• _Exercise goal_
Gather all lines with "Strength" from the records.
>> begin Data excerpts
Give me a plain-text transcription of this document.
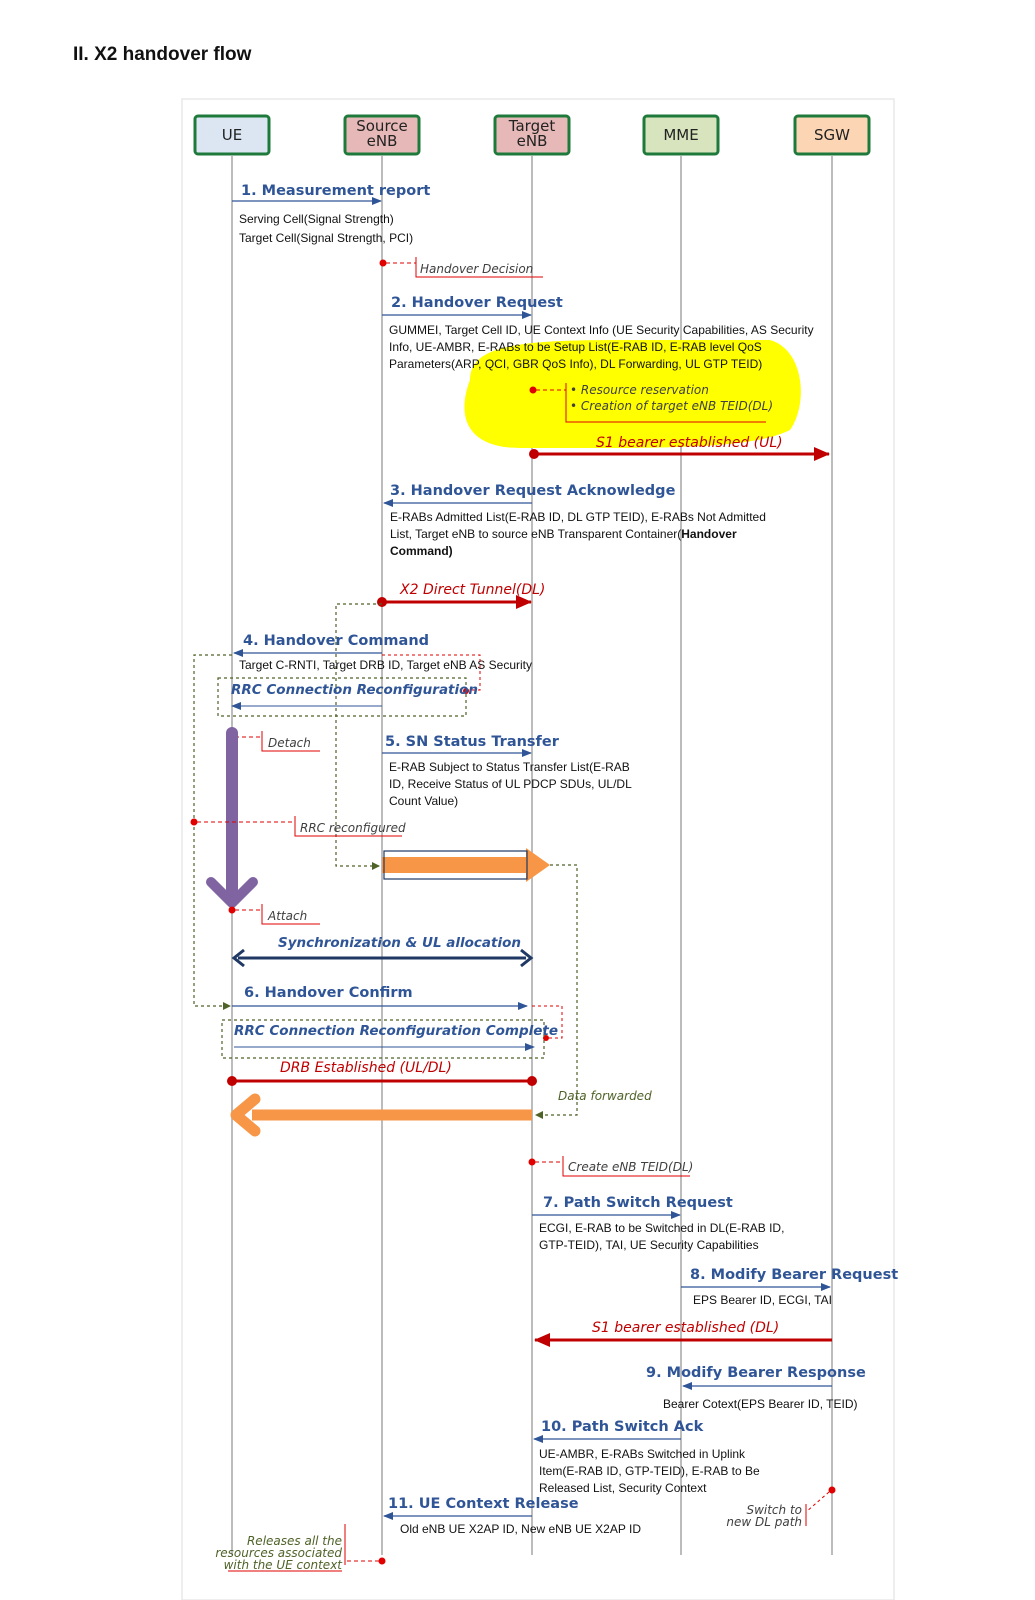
II. X2 handover flow
UE	Source
eNB
Target
eNB	MME	SGW
1. Measurement report
Serving Cell(Signal Strength)
Target Cell(Signal Strength, PCI)
Handover Decision
2. Handover Request
GUMMEI, Target Cell ID, UE Context Info (UE Security Capabilities, AS Security
Info, UE-AMBR, E-RABs to be Setup List(E-RAB ID, E-RAB level QoS
Parameters(ARP, QCI, GBR QoS Info), DL Forwarding, UL GTP TEID)
• Resource reservation
• Creation of target eNB TEID(DL)
S1 bearer established (UL)
3. Handover Request Acknowledge
E-RABs Admitted List(E-RAB ID, DL GTP TEID), E-RABs Not Admitted
List, Target eNB to source eNB Transparent Container(Handover
Command)
X2 Direct Tunnel(DL)
4. Handover Command
Target C-RNTI, Target DRB ID, Target eNB AS Security
RRC Connection Reconfiguration
Detach	5. SN Status Transfer
E-RAB Subject to Status Transfer List(E-RAB
ID, Receive Status of UL PDCP SDUs, UL/DL
Count Value)
RRC reconfigured
Attach
Synchronization & UL allocation
6. Handover Confirm
RRC Connection Reconfiguration Complete
DRB Established (UL/DL)
Data forwarded
Create eNB TEID(DL)
7. Path Switch Request
ECGI, E-RAB to be Switched in DL(E-RAB ID,
GTP-TEID), TAI, UE Security Capabilities
8. Modify Bearer Request
EPS Bearer ID, ECGI, TAI
S1 bearer established (DL)
9. Modify Bearer Response
Bearer Cotext(EPS Bearer ID, TEID)
10. Path Switch Ack
UE-AMBR, E-RABs Switched in Uplink
Item(E-RAB ID, GTP-TEID), E-RAB to Be
Released List, Security Context
Switch to
new DL path
11. UE Context Release
Old eNB UE X2AP ID, New eNB UE X2AP ID
Releases all the
resources associated
with the UE context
>> end Data excerpts
• _Exercise solution_
Serving Cell(Signal Strength)
Target Cell(Signal Strength, PCI)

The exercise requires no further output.